TASK DETAILS: Omit all images, then return the remaining material exactly as it stands.

#### LISTED RECORDS

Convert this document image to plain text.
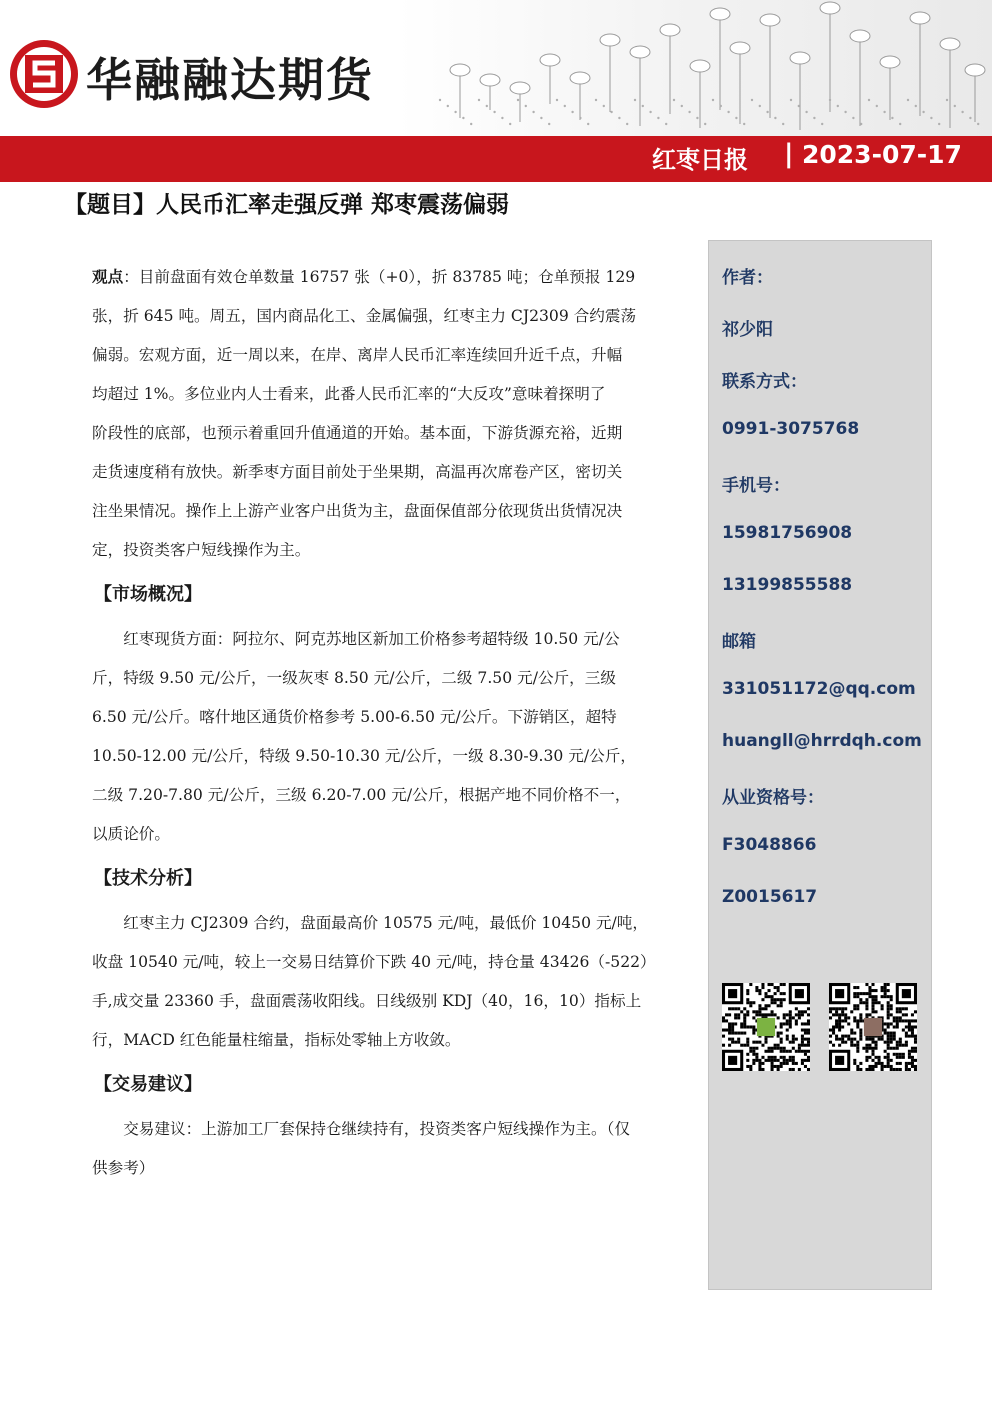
华融融达期货
红枣日报 | 2023-07-17
【题目】人民币汇率走强反弹 郑枣震荡偏弱

观点：目前盘面有效仓单数量 16757 张（+0），折 83785 吨；仓单预报 129

张，折 645 吨。周五，国内商品化工、金属偏强，红枣主力 CJ2309 合约震荡

偏弱。宏观方面，近一周以来，在岸、离岸人民币汇率连续回升近千点，升幅

均超过 1%。多位业内人士看来，此番人民币汇率的“大反攻”意味着探明了

阶段性的底部，也预示着重回升值通道的开始。基本面，下游货源充裕，近期

走货速度稍有放快。新季枣方面目前处于坐果期，高温再次席卷产区，密切关

注坐果情况。操作上上游产业客户出货为主，盘面保值部分依现货出货情况决

定，投资类客户短线操作为主。

【市场概况】

红枣现货方面：阿拉尔、阿克苏地区新加工价格参考超特级 10.50 元/公

斤，特级 9.50 元/公斤，一级灰枣 8.50 元/公斤，二级 7.50 元/公斤，三级

6.50 元/公斤。喀什地区通货价格参考 5.00-6.50 元/公斤。下游销区，超特

10.50-12.00 元/公斤，特级 9.50-10.30 元/公斤，一级 8.30-9.30 元/公斤，

二级 7.20-7.80 元/公斤，三级 6.20-7.00 元/公斤，根据产地不同价格不一，

以质论价。

【技术分析】

红枣主力 CJ2309 合约，盘面最高价 10575 元/吨，最低价 10450 元/吨，

收盘 10540 元/吨，较上一交易日结算价下跌 40 元/吨，持仓量 43426（-522）

手,成交量 23360 手，盘面震荡收阳线。日线级别 KDJ（40，16，10）指标上

行，MACD 红色能量柱缩量，指标处零轴上方收敛。

【交易建议】

交易建议：上游加工厂套保持仓继续持有，投资类客户短线操作为主。（仅

供参考）

作者：
祁少阳
联系方式：
0991-3075768
手机号：
15981756908
13199855588
邮箱
331051172@qq.com
huangll@hrrdqh.com
从业资格号：
F3048866
Z0015617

########

TASK RESULT:
Convert this document image to plain text.
华融融达期货
红枣日报 | 2023-07-17
【题目】人民币汇率走强反弹 郑枣震荡偏弱

观点：目前盘面有效仓单数量 16757 张（+0），折 83785 吨；仓单预报 129

张，折 645 吨。周五，国内商品化工、金属偏强，红枣主力 CJ2309 合约震荡

偏弱。宏观方面，近一周以来，在岸、离岸人民币汇率连续回升近千点，升幅

均超过 1%。多位业内人士看来，此番人民币汇率的“大反攻”意味着探明了

阶段性的底部，也预示着重回升值通道的开始。基本面，下游货源充裕，近期

走货速度稍有放快。新季枣方面目前处于坐果期，高温再次席卷产区，密切关

注坐果情况。操作上上游产业客户出货为主，盘面保值部分依现货出货情况决

定，投资类客户短线操作为主。

【市场概况】

红枣现货方面：阿拉尔、阿克苏地区新加工价格参考超特级 10.50 元/公

斤，特级 9.50 元/公斤，一级灰枣 8.50 元/公斤，二级 7.50 元/公斤，三级

6.50 元/公斤。喀什地区通货价格参考 5.00-6.50 元/公斤。下游销区，超特

10.50-12.00 元/公斤，特级 9.50-10.30 元/公斤，一级 8.30-9.30 元/公斤，

二级 7.20-7.80 元/公斤，三级 6.20-7.00 元/公斤，根据产地不同价格不一，

以质论价。

【技术分析】

红枣主力 CJ2309 合约，盘面最高价 10575 元/吨，最低价 10450 元/吨，

收盘 10540 元/吨，较上一交易日结算价下跌 40 元/吨，持仓量 43426（-522）

手,成交量 23360 手，盘面震荡收阳线。日线级别 KDJ（40，16，10）指标上

行，MACD 红色能量柱缩量，指标处零轴上方收敛。

【交易建议】

交易建议：上游加工厂套保持仓继续持有，投资类客户短线操作为主。（仅

供参考）

作者：
祁少阳
联系方式：
0991-3075768
手机号：
15981756908
13199855588
邮箱
331051172@qq.com
huangll@hrrdqh.com
从业资格号：
F3048866
Z0015617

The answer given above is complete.